*Set exercise:* All records must be quoted exactly. Omit the pictures.

======== Entries supplied ========

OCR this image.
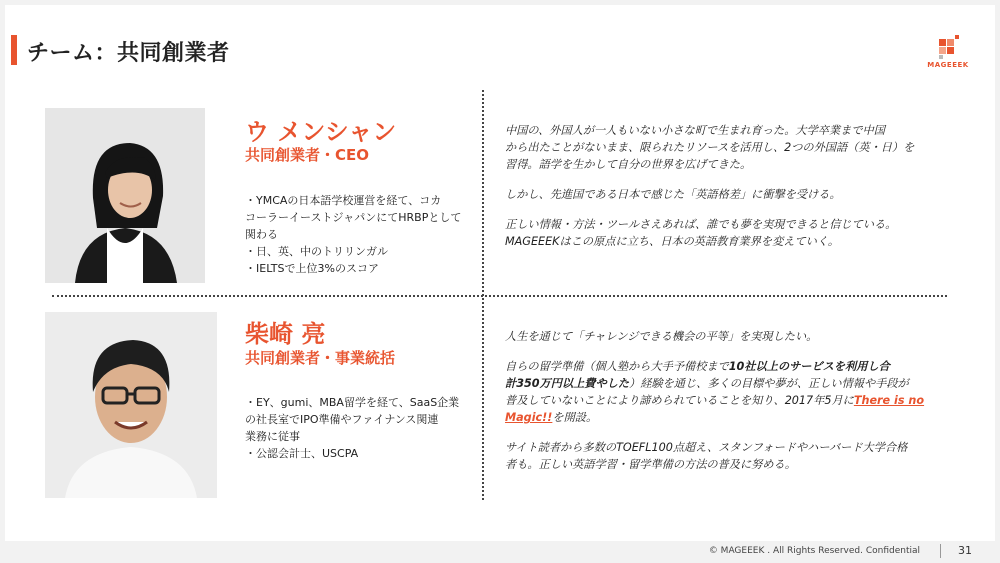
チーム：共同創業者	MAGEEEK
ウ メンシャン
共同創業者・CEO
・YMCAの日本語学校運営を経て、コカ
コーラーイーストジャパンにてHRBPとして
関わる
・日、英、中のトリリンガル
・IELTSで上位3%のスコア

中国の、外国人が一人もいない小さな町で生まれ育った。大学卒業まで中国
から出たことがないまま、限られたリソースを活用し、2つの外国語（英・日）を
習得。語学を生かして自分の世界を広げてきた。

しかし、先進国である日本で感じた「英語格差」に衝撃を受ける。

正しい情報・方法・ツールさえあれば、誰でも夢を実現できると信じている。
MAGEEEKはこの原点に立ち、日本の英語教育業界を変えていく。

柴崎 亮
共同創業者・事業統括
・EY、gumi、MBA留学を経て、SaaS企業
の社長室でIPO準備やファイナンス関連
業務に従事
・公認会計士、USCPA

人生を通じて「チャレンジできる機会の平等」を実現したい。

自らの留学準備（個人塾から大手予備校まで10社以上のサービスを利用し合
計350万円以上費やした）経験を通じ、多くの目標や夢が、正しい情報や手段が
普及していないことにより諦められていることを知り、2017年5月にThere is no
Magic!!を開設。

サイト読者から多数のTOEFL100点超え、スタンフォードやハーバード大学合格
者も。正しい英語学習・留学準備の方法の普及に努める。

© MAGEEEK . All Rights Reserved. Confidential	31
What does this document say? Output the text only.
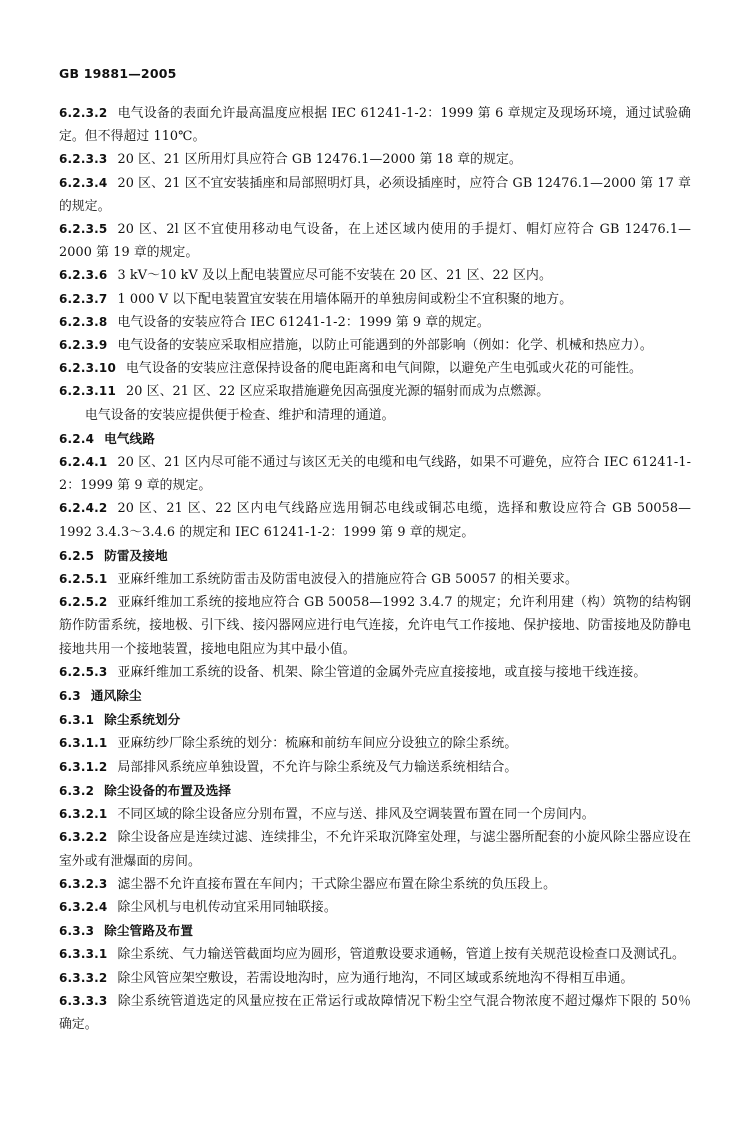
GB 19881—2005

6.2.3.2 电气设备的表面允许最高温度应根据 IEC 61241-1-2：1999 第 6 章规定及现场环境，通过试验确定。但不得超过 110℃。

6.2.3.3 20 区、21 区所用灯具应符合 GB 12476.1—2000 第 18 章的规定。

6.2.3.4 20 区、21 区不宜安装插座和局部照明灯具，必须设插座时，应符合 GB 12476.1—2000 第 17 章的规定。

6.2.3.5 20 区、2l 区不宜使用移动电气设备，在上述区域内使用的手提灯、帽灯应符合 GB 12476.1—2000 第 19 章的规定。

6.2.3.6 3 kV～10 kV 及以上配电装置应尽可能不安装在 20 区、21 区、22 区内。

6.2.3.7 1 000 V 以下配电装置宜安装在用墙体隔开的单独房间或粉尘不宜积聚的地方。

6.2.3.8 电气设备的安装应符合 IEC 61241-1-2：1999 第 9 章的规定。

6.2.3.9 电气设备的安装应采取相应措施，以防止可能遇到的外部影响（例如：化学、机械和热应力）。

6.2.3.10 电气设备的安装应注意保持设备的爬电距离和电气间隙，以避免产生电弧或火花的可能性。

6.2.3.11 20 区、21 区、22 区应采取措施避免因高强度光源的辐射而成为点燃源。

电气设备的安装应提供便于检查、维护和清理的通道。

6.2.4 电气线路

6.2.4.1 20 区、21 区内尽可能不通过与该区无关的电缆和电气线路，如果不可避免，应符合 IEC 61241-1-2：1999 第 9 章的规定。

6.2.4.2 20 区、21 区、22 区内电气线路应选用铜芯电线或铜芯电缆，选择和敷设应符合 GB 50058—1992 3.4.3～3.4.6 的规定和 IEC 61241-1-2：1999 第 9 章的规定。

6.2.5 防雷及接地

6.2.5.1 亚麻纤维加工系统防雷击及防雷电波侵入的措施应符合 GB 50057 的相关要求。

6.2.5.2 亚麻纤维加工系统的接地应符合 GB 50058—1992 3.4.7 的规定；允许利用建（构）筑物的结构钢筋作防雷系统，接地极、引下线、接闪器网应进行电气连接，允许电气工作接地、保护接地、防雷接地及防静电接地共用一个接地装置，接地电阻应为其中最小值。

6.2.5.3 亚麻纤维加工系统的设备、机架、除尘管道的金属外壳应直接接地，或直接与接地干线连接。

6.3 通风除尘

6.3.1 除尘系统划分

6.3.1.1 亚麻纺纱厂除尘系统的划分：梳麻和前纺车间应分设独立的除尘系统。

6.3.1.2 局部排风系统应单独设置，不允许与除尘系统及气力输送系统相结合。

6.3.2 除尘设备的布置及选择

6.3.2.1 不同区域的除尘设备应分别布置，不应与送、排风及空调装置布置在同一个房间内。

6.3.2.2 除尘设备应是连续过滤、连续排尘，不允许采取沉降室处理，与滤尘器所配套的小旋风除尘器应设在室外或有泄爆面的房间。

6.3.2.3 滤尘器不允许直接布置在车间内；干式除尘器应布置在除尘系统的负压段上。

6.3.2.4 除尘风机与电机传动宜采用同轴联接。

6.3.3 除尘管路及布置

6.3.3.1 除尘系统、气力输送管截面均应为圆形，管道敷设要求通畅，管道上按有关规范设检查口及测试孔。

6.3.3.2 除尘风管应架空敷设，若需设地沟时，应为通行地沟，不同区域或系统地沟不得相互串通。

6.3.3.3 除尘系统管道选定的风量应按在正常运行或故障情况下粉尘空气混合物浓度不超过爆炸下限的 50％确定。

========

*Worked solution:*
OCR this image.
チーム：共同創業者	MAGEEEK
ウ メンシャン
共同創業者・CEO
・YMCAの日本語学校運営を経て、コカ
コーラーイーストジャパンにてHRBPとして
関わる
・日、英、中のトリリンガル
・IELTSで上位3%のスコア

中国の、外国人が一人もいない小さな町で生まれ育った。大学卒業まで中国
から出たことがないまま、限られたリソースを活用し、2つの外国語（英・日）を
習得。語学を生かして自分の世界を広げてきた。

しかし、先進国である日本で感じた「英語格差」に衝撃を受ける。

正しい情報・方法・ツールさえあれば、誰でも夢を実現できると信じている。
MAGEEEKはこの原点に立ち、日本の英語教育業界を変えていく。

柴崎 亮
共同創業者・事業統括
・EY、gumi、MBA留学を経て、SaaS企業
の社長室でIPO準備やファイナンス関連
業務に従事
・公認会計士、USCPA

人生を通じて「チャレンジできる機会の平等」を実現したい。

自らの留学準備（個人塾から大手予備校まで10社以上のサービスを利用し合
計350万円以上費やした）経験を通じ、多くの目標や夢が、正しい情報や手段が
普及していないことにより諦められていることを知り、2017年5月にThere is no
Magic!!を開設。

サイト読者から多数のTOEFL100点超え、スタンフォードやハーバード大学合格
者も。正しい英語学習・留学準備の方法の普及に努める。

© MAGEEEK . All Rights Reserved. Confidential	31
What does this document say? Output the text only.
GB 19881—2005

6.2.3.2 电气设备的表面允许最高温度应根据 IEC 61241-1-2：1999 第 6 章规定及现场环境，通过试验确定。但不得超过 110℃。

6.2.3.3 20 区、21 区所用灯具应符合 GB 12476.1—2000 第 18 章的规定。

6.2.3.4 20 区、21 区不宜安装插座和局部照明灯具，必须设插座时，应符合 GB 12476.1—2000 第 17 章的规定。

6.2.3.5 20 区、2l 区不宜使用移动电气设备，在上述区域内使用的手提灯、帽灯应符合 GB 12476.1—2000 第 19 章的规定。

6.2.3.6 3 kV～10 kV 及以上配电装置应尽可能不安装在 20 区、21 区、22 区内。

6.2.3.7 1 000 V 以下配电装置宜安装在用墙体隔开的单独房间或粉尘不宜积聚的地方。

6.2.3.8 电气设备的安装应符合 IEC 61241-1-2：1999 第 9 章的规定。

6.2.3.9 电气设备的安装应采取相应措施，以防止可能遇到的外部影响（例如：化学、机械和热应力）。

6.2.3.10 电气设备的安装应注意保持设备的爬电距离和电气间隙，以避免产生电弧或火花的可能性。

6.2.3.11 20 区、21 区、22 区应采取措施避免因高强度光源的辐射而成为点燃源。

电气设备的安装应提供便于检查、维护和清理的通道。

6.2.4 电气线路

6.2.4.1 20 区、21 区内尽可能不通过与该区无关的电缆和电气线路，如果不可避免，应符合 IEC 61241-1-2：1999 第 9 章的规定。

6.2.4.2 20 区、21 区、22 区内电气线路应选用铜芯电线或铜芯电缆，选择和敷设应符合 GB 50058—1992 3.4.3～3.4.6 的规定和 IEC 61241-1-2：1999 第 9 章的规定。

6.2.5 防雷及接地

6.2.5.1 亚麻纤维加工系统防雷击及防雷电波侵入的措施应符合 GB 50057 的相关要求。

6.2.5.2 亚麻纤维加工系统的接地应符合 GB 50058—1992 3.4.7 的规定；允许利用建（构）筑物的结构钢筋作防雷系统，接地极、引下线、接闪器网应进行电气连接，允许电气工作接地、保护接地、防雷接地及防静电接地共用一个接地装置，接地电阻应为其中最小值。

6.2.5.3 亚麻纤维加工系统的设备、机架、除尘管道的金属外壳应直接接地，或直接与接地干线连接。

6.3 通风除尘

6.3.1 除尘系统划分

6.3.1.1 亚麻纺纱厂除尘系统的划分：梳麻和前纺车间应分设独立的除尘系统。

6.3.1.2 局部排风系统应单独设置，不允许与除尘系统及气力输送系统相结合。

6.3.2 除尘设备的布置及选择

6.3.2.1 不同区域的除尘设备应分别布置，不应与送、排风及空调装置布置在同一个房间内。

6.3.2.2 除尘设备应是连续过滤、连续排尘，不允许采取沉降室处理，与滤尘器所配套的小旋风除尘器应设在室外或有泄爆面的房间。

6.3.2.3 滤尘器不允许直接布置在车间内；干式除尘器应布置在除尘系统的负压段上。

6.3.2.4 除尘风机与电机传动宜采用同轴联接。

6.3.3 除尘管路及布置

6.3.3.1 除尘系统、气力输送管截面均应为圆形，管道敷设要求通畅，管道上按有关规范设检查口及测试孔。

6.3.3.2 除尘风管应架空敷设，若需设地沟时，应为通行地沟，不同区域或系统地沟不得相互串通。

6.3.3.3 除尘系统管道选定的风量应按在正常运行或故障情况下粉尘空气混合物浓度不超过爆炸下限的 50％确定。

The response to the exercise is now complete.